[A block of data]
──────────

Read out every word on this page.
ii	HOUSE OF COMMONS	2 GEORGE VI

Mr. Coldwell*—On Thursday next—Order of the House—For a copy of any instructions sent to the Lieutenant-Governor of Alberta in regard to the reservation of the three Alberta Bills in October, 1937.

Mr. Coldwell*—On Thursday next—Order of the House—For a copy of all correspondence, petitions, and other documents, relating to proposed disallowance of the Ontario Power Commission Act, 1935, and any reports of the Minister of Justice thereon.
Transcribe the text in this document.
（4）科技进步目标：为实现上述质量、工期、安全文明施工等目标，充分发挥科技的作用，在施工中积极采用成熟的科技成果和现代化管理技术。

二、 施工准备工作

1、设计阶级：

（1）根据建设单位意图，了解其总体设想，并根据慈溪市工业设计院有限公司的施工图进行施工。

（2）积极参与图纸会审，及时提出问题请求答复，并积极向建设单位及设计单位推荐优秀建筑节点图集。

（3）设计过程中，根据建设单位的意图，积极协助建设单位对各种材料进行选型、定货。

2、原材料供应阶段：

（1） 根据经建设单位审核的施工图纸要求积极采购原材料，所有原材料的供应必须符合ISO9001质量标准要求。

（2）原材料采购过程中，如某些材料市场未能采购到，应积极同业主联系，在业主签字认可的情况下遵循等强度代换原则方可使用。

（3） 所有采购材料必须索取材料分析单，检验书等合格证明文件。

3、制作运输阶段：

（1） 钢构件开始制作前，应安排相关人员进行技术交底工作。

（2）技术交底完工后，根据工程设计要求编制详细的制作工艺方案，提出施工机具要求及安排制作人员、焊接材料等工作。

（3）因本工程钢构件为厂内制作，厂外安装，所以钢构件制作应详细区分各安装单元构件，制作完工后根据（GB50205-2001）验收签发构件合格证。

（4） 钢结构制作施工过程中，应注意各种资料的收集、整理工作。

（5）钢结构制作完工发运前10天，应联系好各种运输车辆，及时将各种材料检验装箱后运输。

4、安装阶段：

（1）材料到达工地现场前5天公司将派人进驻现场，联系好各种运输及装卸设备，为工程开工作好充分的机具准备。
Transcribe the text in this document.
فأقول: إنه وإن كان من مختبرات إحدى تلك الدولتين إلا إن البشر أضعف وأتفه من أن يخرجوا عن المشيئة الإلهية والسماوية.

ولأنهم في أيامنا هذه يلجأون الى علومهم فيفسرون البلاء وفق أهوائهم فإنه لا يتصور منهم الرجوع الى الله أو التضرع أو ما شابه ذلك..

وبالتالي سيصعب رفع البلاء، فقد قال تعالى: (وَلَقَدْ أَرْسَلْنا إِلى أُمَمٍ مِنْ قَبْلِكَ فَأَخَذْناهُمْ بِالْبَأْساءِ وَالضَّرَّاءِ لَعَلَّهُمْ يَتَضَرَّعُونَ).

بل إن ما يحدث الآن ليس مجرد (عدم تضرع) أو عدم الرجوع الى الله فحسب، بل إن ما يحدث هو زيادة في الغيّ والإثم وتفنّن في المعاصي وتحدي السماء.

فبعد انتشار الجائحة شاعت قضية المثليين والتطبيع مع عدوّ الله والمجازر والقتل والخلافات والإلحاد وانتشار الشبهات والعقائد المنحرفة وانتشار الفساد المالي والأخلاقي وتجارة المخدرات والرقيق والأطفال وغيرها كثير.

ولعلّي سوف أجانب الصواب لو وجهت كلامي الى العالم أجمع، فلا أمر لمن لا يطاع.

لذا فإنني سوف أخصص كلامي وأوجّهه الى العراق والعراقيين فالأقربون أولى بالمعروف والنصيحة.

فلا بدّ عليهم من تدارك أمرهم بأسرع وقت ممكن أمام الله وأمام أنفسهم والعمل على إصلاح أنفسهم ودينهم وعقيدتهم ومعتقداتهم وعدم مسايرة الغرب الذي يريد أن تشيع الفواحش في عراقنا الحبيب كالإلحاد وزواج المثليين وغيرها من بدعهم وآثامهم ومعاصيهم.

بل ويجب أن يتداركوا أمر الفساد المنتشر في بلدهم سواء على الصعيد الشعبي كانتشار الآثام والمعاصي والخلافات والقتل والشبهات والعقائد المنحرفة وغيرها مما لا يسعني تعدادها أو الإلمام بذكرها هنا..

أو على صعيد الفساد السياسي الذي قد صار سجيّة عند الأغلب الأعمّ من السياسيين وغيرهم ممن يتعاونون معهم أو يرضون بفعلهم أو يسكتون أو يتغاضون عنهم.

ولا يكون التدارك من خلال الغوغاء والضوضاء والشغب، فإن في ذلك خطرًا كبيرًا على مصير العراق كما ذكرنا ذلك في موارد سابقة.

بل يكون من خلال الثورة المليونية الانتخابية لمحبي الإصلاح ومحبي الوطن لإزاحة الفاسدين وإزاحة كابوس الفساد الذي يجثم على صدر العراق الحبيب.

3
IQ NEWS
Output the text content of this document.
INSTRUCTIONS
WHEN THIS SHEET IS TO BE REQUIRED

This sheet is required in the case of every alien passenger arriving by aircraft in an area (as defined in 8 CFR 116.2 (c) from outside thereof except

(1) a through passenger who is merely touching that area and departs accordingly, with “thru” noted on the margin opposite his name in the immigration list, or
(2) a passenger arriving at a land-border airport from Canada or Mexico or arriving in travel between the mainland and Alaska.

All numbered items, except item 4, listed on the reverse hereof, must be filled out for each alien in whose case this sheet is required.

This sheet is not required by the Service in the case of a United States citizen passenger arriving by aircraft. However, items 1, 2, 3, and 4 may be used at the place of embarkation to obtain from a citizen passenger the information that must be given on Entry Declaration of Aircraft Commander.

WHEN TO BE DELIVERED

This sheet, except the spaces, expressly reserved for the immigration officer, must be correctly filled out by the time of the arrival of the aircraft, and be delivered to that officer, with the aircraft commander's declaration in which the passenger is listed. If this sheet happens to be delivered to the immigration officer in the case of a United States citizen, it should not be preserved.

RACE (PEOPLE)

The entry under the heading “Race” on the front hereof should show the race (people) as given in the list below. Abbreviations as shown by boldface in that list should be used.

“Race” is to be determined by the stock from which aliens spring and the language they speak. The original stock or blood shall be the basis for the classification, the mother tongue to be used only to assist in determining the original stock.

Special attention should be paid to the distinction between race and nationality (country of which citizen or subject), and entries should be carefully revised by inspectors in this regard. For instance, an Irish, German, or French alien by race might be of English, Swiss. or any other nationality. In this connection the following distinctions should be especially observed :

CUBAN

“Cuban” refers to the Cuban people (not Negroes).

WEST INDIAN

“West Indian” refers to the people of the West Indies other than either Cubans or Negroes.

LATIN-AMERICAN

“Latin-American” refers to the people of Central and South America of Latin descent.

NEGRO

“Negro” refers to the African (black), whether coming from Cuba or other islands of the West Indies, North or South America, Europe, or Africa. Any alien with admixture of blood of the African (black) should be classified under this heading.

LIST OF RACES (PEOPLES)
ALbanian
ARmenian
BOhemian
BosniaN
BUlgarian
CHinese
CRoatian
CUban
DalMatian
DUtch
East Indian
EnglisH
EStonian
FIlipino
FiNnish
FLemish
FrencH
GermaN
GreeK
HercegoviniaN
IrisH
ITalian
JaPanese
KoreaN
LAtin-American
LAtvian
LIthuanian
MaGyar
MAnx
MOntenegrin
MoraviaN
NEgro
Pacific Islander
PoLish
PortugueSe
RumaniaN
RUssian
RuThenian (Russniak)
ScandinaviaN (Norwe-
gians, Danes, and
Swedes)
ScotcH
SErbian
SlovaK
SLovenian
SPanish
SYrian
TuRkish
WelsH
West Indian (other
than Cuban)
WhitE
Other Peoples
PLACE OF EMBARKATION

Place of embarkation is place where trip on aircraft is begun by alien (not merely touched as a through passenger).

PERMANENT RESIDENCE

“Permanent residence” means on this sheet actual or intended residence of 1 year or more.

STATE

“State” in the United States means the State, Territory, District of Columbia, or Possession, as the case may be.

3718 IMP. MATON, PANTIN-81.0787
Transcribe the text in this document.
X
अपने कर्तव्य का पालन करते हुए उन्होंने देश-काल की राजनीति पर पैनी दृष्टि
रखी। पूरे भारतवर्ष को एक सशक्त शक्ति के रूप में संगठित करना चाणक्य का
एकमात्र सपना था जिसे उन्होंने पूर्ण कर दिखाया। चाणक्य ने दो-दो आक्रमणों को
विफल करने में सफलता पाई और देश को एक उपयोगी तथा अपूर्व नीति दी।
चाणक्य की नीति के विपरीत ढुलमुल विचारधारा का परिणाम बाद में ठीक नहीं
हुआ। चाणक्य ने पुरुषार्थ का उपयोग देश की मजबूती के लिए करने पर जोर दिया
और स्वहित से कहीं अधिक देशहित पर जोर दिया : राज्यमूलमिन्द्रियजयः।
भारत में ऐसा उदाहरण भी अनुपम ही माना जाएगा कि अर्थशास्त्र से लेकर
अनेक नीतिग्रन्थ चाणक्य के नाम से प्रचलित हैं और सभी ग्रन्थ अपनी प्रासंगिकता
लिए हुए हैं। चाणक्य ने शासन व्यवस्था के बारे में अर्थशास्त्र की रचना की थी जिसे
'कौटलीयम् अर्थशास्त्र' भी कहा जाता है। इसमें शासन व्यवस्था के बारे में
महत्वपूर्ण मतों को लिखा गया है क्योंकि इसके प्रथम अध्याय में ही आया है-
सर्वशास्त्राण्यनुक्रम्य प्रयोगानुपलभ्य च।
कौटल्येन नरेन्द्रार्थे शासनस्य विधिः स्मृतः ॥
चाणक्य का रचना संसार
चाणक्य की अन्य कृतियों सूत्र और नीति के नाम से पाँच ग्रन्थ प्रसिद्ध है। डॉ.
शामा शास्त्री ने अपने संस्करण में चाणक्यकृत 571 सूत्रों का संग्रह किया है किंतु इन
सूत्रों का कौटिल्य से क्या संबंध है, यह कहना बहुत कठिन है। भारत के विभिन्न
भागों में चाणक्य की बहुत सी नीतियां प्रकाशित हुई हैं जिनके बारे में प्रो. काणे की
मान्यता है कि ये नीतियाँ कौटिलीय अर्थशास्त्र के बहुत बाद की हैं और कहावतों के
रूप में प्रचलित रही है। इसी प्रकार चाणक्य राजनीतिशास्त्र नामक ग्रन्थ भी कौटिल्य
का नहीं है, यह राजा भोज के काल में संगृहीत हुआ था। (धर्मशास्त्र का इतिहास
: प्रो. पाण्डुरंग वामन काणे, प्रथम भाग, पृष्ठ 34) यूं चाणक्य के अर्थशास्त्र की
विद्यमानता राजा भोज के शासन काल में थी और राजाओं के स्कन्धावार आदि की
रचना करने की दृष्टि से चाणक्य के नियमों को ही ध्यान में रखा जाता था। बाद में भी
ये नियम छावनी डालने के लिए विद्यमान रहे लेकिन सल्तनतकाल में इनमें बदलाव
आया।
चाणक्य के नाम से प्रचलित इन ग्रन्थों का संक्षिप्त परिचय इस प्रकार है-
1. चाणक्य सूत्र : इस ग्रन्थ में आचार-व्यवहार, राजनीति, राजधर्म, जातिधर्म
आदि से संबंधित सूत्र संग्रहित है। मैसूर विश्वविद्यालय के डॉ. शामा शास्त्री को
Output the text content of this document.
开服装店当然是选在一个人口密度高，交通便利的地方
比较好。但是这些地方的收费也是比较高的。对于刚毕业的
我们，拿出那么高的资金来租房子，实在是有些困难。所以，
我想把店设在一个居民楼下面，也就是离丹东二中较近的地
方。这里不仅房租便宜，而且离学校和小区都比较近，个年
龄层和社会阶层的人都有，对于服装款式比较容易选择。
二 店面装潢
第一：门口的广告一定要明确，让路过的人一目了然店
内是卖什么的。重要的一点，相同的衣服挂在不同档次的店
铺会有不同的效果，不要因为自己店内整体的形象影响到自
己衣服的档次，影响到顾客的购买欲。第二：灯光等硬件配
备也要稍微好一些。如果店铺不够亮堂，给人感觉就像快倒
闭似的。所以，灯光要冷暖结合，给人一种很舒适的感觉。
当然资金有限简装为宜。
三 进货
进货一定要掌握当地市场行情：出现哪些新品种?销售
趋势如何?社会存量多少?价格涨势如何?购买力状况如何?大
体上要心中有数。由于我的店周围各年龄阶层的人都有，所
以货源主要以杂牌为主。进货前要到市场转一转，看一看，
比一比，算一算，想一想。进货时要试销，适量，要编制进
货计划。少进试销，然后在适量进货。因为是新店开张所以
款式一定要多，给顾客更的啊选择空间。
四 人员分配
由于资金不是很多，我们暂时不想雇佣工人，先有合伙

──────────

GIVEN REQUEST: Show all lines from the records above where the word "means" occurs.

RESPONSE:
“Permanent residence” means on this sheet actual or intended residence of 1 year or more.
“State” in the United States means the State, Territory, District of Columbia, or Possession, as the case may be.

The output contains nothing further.